[Stored entries]
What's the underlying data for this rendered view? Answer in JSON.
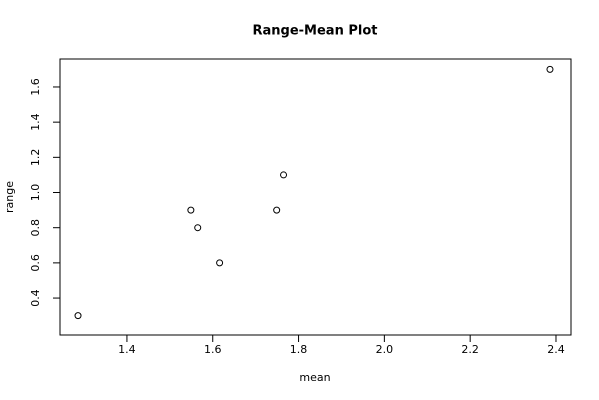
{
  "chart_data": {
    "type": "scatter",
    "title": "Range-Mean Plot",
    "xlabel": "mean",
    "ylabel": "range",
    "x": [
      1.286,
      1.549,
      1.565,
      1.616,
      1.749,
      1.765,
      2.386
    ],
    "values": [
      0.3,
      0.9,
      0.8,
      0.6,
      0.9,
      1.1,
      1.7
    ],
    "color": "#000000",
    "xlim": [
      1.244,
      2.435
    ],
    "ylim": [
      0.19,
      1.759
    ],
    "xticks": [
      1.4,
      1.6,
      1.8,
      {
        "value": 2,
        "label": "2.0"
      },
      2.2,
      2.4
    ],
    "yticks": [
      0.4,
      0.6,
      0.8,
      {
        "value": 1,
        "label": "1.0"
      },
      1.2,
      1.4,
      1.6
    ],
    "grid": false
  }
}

◆ **AIM OF THE TASK**
Give back every line exactly as it stands, pictures excluded.

◆ **RESPONSE BELOW**
What's the underlying data for this rendered view? Answer in JSON.
{
  "chart_data": {
    "type": "scatter",
    "title": "Range-Mean Plot",
    "xlabel": "mean",
    "ylabel": "range",
    "x": [
      1.286,
      1.549,
      1.565,
      1.616,
      1.749,
      1.765,
      2.386
    ],
    "values": [
      0.3,
      0.9,
      0.8,
      0.6,
      0.9,
      1.1,
      1.7
    ],
    "color": "#000000",
    "xlim": [
      1.244,
      2.435
    ],
    "ylim": [
      0.19,
      1.759
    ],
    "xticks": [
      1.4,
      1.6,
      1.8,
      {
        "value": 2,
        "label": "2.0"
      },
      2.2,
      2.4
    ],
    "yticks": [
      0.4,
      0.6,
      0.8,
      {
        "value": 1,
        "label": "1.0"
      },
      1.2,
      1.4,
      1.6
    ],
    "grid": false
  }
}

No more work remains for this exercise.